◆ **Work to be completed**
Can you pull out each line of the data below that includes the word "Baden"?
=== Working data ===
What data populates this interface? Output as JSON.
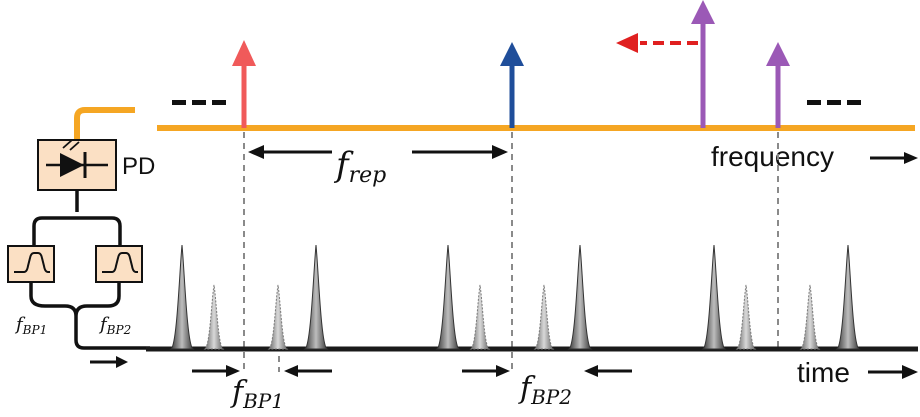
{
  "labels": {
    "pd": "PD",
    "frequency": "frequency",
    "time": "time",
    "f_rep_main": "f",
    "f_rep_sub": "rep",
    "f_bp1_main": "f",
    "f_bp1_sub": "BP1",
    "f_bp2_main": "f",
    "f_bp2_sub": "BP2",
    "left_bp1_main": "f",
    "left_bp1_sub": "BP1",
    "left_bp2_main": "f",
    "left_bp2_sub": "BP2",
    "ellipsis": "---"
  },
  "colors": {
    "fiber": "#f5a623",
    "line_red": "#f05a5a",
    "line_blue": "#1f4e9a",
    "line_purple": "#9b59b6",
    "arrow_red_dashed": "#e02020",
    "box_fill": "#fbe0c4",
    "axis": "#1a1a1a",
    "pulse_dark": "#555555",
    "pulse_light": "#9a9a9a"
  },
  "icons": {
    "photodiode": "photodiode-icon",
    "bandpass": "bandpass-filter-icon"
  }
}
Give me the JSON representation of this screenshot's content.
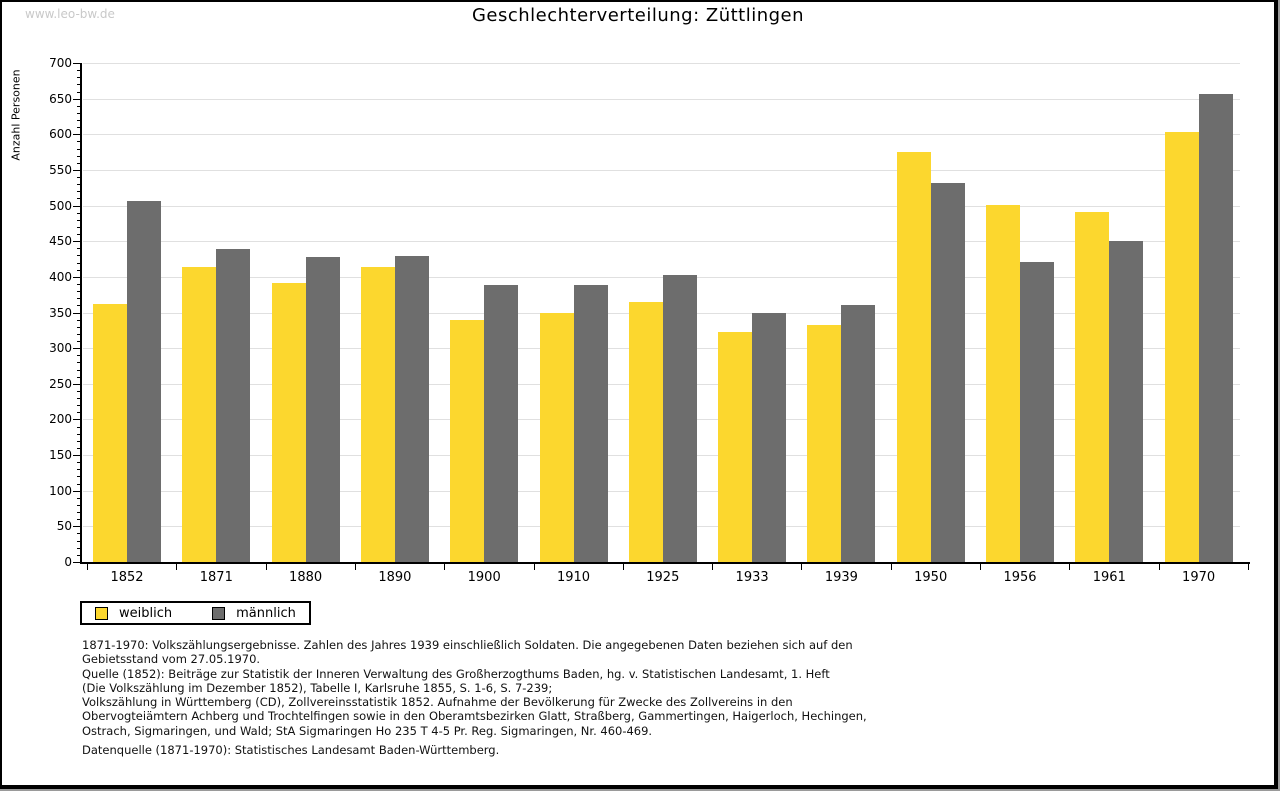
{
  "watermark": "www.leo-bw.de",
  "title": "Geschlechterverteilung: Züttlingen",
  "chart_data": {
    "type": "bar",
    "title": "Geschlechterverteilung: Züttlingen",
    "xlabel": "",
    "ylabel": "Anzahl Personen",
    "ylim": [
      0,
      700
    ],
    "ytick_step": 50,
    "ytick_minor_step": 10,
    "grid": true,
    "gridline_color": "#e0e0e0",
    "legend_position": "bottom-left",
    "categories": [
      "1852",
      "1871",
      "1880",
      "1890",
      "1900",
      "1910",
      "1925",
      "1933",
      "1939",
      "1950",
      "1956",
      "1961",
      "1970"
    ],
    "series": [
      {
        "name": "weiblich",
        "color": "#FCD72E",
        "values": [
          362,
          414,
          391,
          414,
          340,
          350,
          365,
          323,
          333,
          575,
          501,
          491,
          603
        ]
      },
      {
        "name": "männlich",
        "color": "#6D6D6D",
        "values": [
          506,
          439,
          428,
          429,
          388,
          388,
          403,
          350,
          360,
          532,
          421,
          450,
          656
        ]
      }
    ]
  },
  "footnotes": [
    "1871-1970: Volkszählungsergebnisse. Zahlen des Jahres 1939 einschließlich Soldaten. Die angegebenen Daten beziehen sich auf den",
    "Gebietsstand vom 27.05.1970.",
    "Quelle (1852): Beiträge zur Statistik der Inneren Verwaltung des Großherzogthums Baden, hg. v. Statistischen Landesamt, 1. Heft",
    "(Die Volkszählung im Dezember 1852), Tabelle I, Karlsruhe 1855, S. 1-6, S. 7-239;",
    "Volkszählung in Württemberg (CD), Zollvereinsstatistik 1852. Aufnahme der Bevölkerung für Zwecke des Zollvereins in den",
    "Obervogteiämtern Achberg und Trochtelfingen sowie in den Oberamtsbezirken Glatt, Straßberg, Gammertingen, Haigerloch, Hechingen,",
    "Ostrach, Sigmaringen, und Wald; StA Sigmaringen Ho 235 T 4-5 Pr. Reg. Sigmaringen, Nr. 460-469."
  ],
  "datasource": "Datenquelle (1871-1970): Statistisches Landesamt Baden-Württemberg."
}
===
◆ **Solution for this exercise**
    "Quelle (1852): Beiträge zur Statistik der Inneren Verwaltung des Großherzogthums Baden, hg. v. Statistischen Landesamt, 1. Heft",
  "datasource": "Datenquelle (1871-1970): Statistisches Landesamt Baden-Württemberg."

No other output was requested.